Aim
Write out the full listing again, exactly as it stands.

### Data lines

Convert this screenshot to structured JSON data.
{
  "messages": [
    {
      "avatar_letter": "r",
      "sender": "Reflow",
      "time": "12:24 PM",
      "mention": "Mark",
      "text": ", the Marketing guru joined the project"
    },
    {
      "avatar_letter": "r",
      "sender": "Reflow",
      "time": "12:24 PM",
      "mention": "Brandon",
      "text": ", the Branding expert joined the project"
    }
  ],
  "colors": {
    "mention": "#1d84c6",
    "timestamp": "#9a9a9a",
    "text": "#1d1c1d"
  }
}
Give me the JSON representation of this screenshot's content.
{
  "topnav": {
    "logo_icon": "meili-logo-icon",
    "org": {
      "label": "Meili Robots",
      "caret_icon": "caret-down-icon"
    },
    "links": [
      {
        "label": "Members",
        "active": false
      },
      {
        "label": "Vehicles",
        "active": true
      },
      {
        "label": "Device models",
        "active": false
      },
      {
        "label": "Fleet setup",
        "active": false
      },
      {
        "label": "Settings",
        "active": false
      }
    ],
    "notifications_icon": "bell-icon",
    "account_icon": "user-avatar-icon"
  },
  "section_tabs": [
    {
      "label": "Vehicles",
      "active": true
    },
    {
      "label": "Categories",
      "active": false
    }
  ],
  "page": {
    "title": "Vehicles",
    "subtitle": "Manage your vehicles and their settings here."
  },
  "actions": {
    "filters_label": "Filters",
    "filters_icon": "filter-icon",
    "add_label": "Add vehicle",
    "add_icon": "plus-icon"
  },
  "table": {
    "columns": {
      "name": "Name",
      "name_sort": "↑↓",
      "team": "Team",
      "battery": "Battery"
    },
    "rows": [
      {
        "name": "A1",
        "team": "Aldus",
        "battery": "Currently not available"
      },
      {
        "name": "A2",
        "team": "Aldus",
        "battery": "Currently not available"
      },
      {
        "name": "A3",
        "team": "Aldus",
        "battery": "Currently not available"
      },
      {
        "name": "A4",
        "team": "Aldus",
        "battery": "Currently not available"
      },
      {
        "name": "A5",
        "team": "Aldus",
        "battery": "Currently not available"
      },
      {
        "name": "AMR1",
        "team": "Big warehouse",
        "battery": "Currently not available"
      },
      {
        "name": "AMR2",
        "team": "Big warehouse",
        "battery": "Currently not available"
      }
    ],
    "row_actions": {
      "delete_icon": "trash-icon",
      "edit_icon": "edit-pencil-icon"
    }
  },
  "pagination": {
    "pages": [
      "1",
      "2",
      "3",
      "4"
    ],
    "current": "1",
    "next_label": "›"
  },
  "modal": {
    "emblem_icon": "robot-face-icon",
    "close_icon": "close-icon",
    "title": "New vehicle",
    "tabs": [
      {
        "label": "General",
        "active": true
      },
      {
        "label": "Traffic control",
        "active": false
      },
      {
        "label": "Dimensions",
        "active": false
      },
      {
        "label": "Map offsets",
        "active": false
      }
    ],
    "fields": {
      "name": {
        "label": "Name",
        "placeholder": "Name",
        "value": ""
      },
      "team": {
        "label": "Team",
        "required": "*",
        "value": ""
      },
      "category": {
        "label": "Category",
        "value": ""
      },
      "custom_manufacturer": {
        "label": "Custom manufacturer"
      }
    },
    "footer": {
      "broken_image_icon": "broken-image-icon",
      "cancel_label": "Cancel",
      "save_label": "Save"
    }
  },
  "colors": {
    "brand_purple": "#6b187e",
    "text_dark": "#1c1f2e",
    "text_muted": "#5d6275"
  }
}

######

The solution
Convert this screenshot to structured JSON data.
{
  "messages": [
    {
      "avatar_letter": "r",
      "sender": "Reflow",
      "time": "12:24 PM",
      "mention": "Mark",
      "text": ", the Marketing guru joined the project"
    },
    {
      "avatar_letter": "r",
      "sender": "Reflow",
      "time": "12:24 PM",
      "mention": "Brandon",
      "text": ", the Branding expert joined the project"
    }
  ],
  "colors": {
    "mention": "#1d84c6",
    "timestamp": "#9a9a9a",
    "text": "#1d1c1d"
  }
}
Give me the JSON representation of this screenshot's content.
{
  "topnav": {
    "logo_icon": "meili-logo-icon",
    "org": {
      "label": "Meili Robots",
      "caret_icon": "caret-down-icon"
    },
    "links": [
      {
        "label": "Members",
        "active": false
      },
      {
        "label": "Vehicles",
        "active": true
      },
      {
        "label": "Device models",
        "active": false
      },
      {
        "label": "Fleet setup",
        "active": false
      },
      {
        "label": "Settings",
        "active": false
      }
    ],
    "notifications_icon": "bell-icon",
    "account_icon": "user-avatar-icon"
  },
  "section_tabs": [
    {
      "label": "Vehicles",
      "active": true
    },
    {
      "label": "Categories",
      "active": false
    }
  ],
  "page": {
    "title": "Vehicles",
    "subtitle": "Manage your vehicles and their settings here."
  },
  "actions": {
    "filters_label": "Filters",
    "filters_icon": "filter-icon",
    "add_label": "Add vehicle",
    "add_icon": "plus-icon"
  },
  "table": {
    "columns": {
      "name": "Name",
      "name_sort": "↑↓",
      "team": "Team",
      "battery": "Battery"
    },
    "rows": [
      {
        "name": "A1",
        "team": "Aldus",
        "battery": "Currently not available"
      },
      {
        "name": "A2",
        "team": "Aldus",
        "battery": "Currently not available"
      },
      {
        "name": "A3",
        "team": "Aldus",
        "battery": "Currently not available"
      },
      {
        "name": "A4",
        "team": "Aldus",
        "battery": "Currently not available"
      },
      {
        "name": "A5",
        "team": "Aldus",
        "battery": "Currently not available"
      },
      {
        "name": "AMR1",
        "team": "Big warehouse",
        "battery": "Currently not available"
      },
      {
        "name": "AMR2",
        "team": "Big warehouse",
        "battery": "Currently not available"
      }
    ],
    "row_actions": {
      "delete_icon": "trash-icon",
      "edit_icon": "edit-pencil-icon"
    }
  },
  "pagination": {
    "pages": [
      "1",
      "2",
      "3",
      "4"
    ],
    "current": "1",
    "next_label": "›"
  },
  "modal": {
    "emblem_icon": "robot-face-icon",
    "close_icon": "close-icon",
    "title": "New vehicle",
    "tabs": [
      {
        "label": "General",
        "active": true
      },
      {
        "label": "Traffic control",
        "active": false
      },
      {
        "label": "Dimensions",
        "active": false
      },
      {
        "label": "Map offsets",
        "active": false
      }
    ],
    "fields": {
      "name": {
        "label": "Name",
        "placeholder": "Name",
        "value": ""
      },
      "team": {
        "label": "Team",
        "required": "*",
        "value": ""
      },
      "category": {
        "label": "Category",
        "value": ""
      },
      "custom_manufacturer": {
        "label": "Custom manufacturer"
      }
    },
    "footer": {
      "broken_image_icon": "broken-image-icon",
      "cancel_label": "Cancel",
      "save_label": "Save"
    }
  },
  "colors": {
    "brand_purple": "#6b187e",
    "text_dark": "#1c1f2e",
    "text_muted": "#5d6275"
  }
}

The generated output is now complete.